> _Exercise_
Check each line of the listing below for the string "organización", and give only how many lines hold it.

# start of Available records

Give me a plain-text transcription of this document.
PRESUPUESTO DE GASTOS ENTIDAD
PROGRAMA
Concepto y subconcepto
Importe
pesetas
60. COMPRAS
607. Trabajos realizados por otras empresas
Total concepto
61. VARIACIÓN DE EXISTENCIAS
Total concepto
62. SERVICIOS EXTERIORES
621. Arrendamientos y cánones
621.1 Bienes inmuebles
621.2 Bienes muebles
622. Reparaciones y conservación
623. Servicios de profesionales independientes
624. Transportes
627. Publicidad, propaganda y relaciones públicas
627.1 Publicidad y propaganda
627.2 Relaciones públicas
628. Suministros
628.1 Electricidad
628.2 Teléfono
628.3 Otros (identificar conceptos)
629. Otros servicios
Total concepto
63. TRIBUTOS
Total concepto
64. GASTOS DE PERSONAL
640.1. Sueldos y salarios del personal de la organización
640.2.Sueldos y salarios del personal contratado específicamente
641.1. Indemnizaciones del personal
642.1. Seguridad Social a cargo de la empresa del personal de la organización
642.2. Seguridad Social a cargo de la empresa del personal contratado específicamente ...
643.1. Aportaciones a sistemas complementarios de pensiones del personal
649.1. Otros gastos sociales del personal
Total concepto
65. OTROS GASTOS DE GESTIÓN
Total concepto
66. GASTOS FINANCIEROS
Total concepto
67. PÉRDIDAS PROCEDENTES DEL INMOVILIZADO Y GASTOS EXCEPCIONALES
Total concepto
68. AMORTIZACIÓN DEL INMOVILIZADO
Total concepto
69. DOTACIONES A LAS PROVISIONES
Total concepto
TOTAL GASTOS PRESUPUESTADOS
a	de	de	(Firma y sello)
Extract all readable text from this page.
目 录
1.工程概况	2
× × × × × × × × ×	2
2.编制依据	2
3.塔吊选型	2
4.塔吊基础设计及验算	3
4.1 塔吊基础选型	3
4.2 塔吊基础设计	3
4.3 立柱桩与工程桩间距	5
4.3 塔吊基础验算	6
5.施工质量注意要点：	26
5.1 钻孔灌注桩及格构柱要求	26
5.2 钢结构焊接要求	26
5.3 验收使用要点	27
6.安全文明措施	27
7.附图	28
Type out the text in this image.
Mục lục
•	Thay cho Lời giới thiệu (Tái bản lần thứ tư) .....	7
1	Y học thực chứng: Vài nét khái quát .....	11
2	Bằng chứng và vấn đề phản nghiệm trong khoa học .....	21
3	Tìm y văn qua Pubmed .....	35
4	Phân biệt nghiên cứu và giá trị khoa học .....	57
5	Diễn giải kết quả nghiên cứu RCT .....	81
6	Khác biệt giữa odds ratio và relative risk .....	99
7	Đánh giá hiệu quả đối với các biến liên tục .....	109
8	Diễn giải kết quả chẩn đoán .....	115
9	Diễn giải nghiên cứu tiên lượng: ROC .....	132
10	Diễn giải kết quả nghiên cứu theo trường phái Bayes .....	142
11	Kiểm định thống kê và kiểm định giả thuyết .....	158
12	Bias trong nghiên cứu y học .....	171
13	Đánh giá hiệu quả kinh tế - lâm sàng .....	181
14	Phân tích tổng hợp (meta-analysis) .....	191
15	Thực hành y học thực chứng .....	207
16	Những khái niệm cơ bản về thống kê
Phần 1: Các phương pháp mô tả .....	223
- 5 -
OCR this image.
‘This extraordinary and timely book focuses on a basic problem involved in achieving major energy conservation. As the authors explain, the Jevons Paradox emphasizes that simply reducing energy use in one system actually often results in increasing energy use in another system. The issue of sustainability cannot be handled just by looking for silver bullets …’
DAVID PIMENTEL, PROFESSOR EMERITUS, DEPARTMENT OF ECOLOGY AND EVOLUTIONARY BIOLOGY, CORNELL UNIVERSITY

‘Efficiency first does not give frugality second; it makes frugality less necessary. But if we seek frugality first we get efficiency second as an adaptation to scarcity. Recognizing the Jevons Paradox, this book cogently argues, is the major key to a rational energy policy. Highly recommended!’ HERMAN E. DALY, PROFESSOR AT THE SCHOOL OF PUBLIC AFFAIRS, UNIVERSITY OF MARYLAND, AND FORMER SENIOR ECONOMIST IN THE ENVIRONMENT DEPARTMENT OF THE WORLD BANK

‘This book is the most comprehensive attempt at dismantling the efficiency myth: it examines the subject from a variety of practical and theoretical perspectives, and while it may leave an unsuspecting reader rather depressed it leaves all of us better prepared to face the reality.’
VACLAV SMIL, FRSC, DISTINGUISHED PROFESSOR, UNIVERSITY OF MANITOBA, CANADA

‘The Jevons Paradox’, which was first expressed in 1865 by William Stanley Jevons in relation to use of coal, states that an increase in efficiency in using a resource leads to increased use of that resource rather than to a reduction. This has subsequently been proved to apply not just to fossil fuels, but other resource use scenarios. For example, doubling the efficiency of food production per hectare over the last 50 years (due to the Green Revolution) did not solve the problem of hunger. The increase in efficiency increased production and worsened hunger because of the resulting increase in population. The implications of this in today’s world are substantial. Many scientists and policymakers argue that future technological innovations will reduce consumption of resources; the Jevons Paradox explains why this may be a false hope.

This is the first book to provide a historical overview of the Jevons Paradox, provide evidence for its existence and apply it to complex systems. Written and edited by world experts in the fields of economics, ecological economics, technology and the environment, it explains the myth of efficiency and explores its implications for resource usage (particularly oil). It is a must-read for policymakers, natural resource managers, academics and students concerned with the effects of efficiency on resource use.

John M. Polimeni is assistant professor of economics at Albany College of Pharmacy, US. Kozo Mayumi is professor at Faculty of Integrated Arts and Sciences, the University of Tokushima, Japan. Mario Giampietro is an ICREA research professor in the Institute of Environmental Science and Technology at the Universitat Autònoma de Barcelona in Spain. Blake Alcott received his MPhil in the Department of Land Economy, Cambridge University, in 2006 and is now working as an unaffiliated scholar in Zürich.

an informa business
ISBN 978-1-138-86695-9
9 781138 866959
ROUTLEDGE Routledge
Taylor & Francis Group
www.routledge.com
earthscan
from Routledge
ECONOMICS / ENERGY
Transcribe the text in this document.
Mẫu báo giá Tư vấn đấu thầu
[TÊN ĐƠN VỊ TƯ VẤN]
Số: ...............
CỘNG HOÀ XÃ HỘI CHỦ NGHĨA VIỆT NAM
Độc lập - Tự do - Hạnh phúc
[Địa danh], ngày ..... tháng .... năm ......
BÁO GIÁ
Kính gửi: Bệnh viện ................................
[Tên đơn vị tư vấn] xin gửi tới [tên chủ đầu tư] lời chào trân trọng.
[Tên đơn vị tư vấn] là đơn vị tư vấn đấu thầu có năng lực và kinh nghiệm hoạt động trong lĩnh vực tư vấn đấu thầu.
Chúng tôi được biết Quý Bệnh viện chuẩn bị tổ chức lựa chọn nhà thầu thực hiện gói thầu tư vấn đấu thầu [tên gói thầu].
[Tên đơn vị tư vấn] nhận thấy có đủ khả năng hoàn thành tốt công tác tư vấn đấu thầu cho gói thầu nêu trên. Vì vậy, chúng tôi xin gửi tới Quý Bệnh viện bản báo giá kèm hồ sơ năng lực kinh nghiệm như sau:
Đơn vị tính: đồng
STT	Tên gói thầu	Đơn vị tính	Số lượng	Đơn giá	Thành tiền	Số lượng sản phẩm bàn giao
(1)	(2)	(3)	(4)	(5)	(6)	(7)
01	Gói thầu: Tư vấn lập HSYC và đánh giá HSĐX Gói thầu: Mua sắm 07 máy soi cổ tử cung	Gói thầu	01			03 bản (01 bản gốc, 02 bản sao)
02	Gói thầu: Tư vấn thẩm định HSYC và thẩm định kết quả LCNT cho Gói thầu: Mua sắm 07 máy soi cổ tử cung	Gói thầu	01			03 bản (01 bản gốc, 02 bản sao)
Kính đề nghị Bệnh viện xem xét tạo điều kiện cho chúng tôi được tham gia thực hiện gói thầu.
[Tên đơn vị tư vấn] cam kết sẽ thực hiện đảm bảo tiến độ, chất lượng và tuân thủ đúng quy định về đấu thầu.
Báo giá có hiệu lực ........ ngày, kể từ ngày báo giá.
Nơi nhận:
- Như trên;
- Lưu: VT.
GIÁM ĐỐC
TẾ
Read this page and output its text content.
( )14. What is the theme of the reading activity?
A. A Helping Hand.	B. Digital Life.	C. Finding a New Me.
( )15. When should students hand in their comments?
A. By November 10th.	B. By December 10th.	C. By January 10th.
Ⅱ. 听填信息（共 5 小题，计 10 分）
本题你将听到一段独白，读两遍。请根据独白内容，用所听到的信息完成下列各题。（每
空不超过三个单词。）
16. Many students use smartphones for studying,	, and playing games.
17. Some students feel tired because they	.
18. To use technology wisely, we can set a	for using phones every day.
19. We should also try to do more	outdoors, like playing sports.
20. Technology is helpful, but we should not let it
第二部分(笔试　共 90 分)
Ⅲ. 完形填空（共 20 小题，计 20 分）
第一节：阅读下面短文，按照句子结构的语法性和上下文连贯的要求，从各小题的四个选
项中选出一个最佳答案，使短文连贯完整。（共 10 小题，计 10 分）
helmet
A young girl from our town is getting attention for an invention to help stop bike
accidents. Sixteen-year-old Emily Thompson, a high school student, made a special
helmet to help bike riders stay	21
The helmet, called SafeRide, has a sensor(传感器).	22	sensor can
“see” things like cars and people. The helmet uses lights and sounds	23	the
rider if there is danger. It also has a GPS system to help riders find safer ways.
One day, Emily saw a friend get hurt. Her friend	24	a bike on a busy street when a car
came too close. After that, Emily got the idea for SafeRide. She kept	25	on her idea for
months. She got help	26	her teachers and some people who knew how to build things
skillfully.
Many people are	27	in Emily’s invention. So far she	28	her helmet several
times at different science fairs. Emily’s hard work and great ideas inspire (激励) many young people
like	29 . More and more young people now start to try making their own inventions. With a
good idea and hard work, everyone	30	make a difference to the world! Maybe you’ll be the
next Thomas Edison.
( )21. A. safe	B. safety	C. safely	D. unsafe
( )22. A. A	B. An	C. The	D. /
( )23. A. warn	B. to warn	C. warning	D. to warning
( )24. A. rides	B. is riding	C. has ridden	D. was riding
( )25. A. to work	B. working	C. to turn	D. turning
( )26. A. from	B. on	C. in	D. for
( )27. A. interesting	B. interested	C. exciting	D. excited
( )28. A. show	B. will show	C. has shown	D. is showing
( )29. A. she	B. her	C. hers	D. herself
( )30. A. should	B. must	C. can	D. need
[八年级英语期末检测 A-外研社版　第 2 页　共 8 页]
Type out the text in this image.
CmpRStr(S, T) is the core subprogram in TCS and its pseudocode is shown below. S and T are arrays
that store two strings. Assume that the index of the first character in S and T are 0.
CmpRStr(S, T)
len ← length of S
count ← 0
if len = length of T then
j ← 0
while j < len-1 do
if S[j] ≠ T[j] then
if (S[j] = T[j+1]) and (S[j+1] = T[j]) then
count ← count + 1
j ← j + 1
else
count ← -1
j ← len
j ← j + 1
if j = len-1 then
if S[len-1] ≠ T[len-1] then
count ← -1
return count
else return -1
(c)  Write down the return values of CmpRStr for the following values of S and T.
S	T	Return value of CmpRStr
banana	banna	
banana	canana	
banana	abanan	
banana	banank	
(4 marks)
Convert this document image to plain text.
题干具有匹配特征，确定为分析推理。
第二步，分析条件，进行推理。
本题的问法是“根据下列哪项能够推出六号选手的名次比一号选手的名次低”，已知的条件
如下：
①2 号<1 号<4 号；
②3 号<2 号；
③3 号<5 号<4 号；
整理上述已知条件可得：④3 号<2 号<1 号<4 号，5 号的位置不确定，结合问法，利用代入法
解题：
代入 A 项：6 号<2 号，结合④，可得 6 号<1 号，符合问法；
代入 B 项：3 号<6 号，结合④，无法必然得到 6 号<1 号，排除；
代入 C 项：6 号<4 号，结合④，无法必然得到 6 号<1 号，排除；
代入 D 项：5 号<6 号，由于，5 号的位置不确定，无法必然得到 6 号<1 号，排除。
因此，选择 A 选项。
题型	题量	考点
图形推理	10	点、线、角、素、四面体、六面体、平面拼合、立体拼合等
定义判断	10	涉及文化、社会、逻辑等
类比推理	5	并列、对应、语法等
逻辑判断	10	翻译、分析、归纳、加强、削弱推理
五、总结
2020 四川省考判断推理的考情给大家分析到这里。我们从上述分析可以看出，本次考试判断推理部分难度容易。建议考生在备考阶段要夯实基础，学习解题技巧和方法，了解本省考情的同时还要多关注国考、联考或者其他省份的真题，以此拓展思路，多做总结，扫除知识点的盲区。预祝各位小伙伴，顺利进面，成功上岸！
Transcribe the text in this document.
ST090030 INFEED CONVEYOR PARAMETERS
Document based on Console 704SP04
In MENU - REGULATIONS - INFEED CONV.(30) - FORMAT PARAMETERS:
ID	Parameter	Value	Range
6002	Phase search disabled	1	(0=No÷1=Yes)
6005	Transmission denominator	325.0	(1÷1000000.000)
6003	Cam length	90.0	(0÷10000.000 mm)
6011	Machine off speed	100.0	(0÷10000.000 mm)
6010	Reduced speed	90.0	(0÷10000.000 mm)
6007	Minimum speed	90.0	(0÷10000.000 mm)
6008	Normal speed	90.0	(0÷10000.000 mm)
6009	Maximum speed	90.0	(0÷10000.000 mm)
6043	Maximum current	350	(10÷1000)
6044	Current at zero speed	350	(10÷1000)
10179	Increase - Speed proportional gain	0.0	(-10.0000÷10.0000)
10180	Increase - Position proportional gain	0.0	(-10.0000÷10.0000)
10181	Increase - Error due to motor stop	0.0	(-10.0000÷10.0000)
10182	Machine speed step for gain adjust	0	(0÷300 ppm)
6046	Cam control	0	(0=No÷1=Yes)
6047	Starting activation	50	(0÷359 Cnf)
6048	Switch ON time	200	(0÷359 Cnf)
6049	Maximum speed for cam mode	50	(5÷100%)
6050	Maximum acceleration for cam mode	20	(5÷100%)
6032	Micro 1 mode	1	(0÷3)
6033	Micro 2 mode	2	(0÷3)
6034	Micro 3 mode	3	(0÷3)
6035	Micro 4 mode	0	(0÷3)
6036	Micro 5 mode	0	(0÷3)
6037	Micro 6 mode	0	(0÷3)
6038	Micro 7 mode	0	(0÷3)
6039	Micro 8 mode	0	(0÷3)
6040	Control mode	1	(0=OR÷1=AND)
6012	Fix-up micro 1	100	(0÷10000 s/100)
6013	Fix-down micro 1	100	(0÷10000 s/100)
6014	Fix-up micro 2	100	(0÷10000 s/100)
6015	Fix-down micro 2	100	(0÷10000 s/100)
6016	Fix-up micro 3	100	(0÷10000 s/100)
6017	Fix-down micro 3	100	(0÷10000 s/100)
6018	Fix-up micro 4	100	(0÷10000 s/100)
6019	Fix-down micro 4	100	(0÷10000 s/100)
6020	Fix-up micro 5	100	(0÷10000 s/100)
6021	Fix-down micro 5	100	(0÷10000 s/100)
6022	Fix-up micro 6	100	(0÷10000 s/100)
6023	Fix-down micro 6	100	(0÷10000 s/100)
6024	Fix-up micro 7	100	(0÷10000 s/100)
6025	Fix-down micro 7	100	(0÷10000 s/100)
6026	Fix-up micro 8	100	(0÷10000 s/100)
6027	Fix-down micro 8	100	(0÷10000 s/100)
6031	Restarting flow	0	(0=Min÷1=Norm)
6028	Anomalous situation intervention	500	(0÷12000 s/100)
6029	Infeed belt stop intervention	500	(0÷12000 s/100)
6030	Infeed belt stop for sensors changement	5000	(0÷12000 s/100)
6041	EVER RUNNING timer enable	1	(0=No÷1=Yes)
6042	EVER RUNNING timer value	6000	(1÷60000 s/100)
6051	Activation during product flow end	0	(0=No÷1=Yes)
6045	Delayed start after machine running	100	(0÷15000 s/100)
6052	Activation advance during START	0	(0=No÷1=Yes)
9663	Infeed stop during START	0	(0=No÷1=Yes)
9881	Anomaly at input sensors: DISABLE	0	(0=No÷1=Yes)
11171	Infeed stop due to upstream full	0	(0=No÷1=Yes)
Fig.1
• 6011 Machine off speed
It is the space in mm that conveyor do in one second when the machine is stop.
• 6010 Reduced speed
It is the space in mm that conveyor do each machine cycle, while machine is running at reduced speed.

# end of Available records

> _Output for this exercise_
2